**Problem description**
Will you write out all the entries below exactly?

(Data entries)

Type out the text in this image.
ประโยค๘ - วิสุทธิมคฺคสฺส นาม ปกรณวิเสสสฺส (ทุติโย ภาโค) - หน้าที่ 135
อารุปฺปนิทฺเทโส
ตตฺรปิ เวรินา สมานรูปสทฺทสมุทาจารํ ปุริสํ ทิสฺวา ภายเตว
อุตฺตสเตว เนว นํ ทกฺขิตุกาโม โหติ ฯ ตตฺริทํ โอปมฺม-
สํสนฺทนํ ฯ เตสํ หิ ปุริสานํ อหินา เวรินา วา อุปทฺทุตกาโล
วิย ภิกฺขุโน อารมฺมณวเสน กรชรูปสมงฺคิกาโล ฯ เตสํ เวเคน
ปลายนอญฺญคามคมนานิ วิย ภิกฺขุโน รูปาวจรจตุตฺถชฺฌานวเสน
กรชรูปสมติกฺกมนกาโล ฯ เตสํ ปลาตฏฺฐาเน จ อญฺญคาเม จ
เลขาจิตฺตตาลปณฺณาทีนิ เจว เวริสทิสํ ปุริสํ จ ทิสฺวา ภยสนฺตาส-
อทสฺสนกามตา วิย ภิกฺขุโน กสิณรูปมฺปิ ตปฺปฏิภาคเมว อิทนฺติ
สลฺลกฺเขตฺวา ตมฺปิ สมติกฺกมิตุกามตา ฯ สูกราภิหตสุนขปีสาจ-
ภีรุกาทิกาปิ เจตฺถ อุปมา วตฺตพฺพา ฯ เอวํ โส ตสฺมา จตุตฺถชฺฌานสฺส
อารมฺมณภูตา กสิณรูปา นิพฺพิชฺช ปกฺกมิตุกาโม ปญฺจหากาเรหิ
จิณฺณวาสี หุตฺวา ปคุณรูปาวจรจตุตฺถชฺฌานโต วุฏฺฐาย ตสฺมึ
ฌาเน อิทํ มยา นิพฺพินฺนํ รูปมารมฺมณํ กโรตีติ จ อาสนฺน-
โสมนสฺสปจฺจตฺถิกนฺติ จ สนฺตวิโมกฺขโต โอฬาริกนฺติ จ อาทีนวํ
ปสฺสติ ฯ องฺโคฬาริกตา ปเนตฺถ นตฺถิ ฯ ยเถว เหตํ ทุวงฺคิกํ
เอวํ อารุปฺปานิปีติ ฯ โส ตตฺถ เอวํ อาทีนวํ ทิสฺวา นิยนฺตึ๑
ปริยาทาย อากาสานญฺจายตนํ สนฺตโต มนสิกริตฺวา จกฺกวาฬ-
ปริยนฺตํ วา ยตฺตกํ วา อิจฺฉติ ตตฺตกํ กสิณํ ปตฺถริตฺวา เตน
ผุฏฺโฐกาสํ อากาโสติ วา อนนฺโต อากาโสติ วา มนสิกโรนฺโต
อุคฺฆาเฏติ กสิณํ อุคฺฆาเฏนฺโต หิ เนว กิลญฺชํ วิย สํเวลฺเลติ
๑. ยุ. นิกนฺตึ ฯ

**Task solution**
Type out the text in this image.
ประโยค๘ - วิสุทธิมคฺคสฺส นาม ปกรณวิเสสสฺส (ทุติโย ภาโค) - หน้าที่ 135
อารุปฺปนิทฺเทโส
ตตฺรปิ เวรินา สมานรูปสทฺทสมุทาจารํ ปุริสํ ทิสฺวา ภายเตว
อุตฺตสเตว เนว นํ ทกฺขิตุกาโม โหติ ฯ ตตฺริทํ โอปมฺม-
สํสนฺทนํ ฯ เตสํ หิ ปุริสานํ อหินา เวรินา วา อุปทฺทุตกาโล
วิย ภิกฺขุโน อารมฺมณวเสน กรชรูปสมงฺคิกาโล ฯ เตสํ เวเคน
ปลายนอญฺญคามคมนานิ วิย ภิกฺขุโน รูปาวจรจตุตฺถชฺฌานวเสน
กรชรูปสมติกฺกมนกาโล ฯ เตสํ ปลาตฏฺฐาเน จ อญฺญคาเม จ
เลขาจิตฺตตาลปณฺณาทีนิ เจว เวริสทิสํ ปุริสํ จ ทิสฺวา ภยสนฺตาส-
อทสฺสนกามตา วิย ภิกฺขุโน กสิณรูปมฺปิ ตปฺปฏิภาคเมว อิทนฺติ
สลฺลกฺเขตฺวา ตมฺปิ สมติกฺกมิตุกามตา ฯ สูกราภิหตสุนขปีสาจ-
ภีรุกาทิกาปิ เจตฺถ อุปมา วตฺตพฺพา ฯ เอวํ โส ตสฺมา จตุตฺถชฺฌานสฺส
อารมฺมณภูตา กสิณรูปา นิพฺพิชฺช ปกฺกมิตุกาโม ปญฺจหากาเรหิ
จิณฺณวาสี หุตฺวา ปคุณรูปาวจรจตุตฺถชฺฌานโต วุฏฺฐาย ตสฺมึ
ฌาเน อิทํ มยา นิพฺพินฺนํ รูปมารมฺมณํ กโรตีติ จ อาสนฺน-
โสมนสฺสปจฺจตฺถิกนฺติ จ สนฺตวิโมกฺขโต โอฬาริกนฺติ จ อาทีนวํ
ปสฺสติ ฯ องฺโคฬาริกตา ปเนตฺถ นตฺถิ ฯ ยเถว เหตํ ทุวงฺคิกํ
เอวํ อารุปฺปานิปีติ ฯ โส ตตฺถ เอวํ อาทีนวํ ทิสฺวา นิยนฺตึ๑
ปริยาทาย อากาสานญฺจายตนํ สนฺตโต มนสิกริตฺวา จกฺกวาฬ-
ปริยนฺตํ วา ยตฺตกํ วา อิจฺฉติ ตตฺตกํ กสิณํ ปตฺถริตฺวา เตน
ผุฏฺโฐกาสํ อากาโสติ วา อนนฺโต อากาโสติ วา มนสิกโรนฺโต
อุคฺฆาเฏติ กสิณํ อุคฺฆาเฏนฺโต หิ เนว กิลญฺชํ วิย สํเวลฺเลติ
๑. ยุ. นิกนฺตึ ฯ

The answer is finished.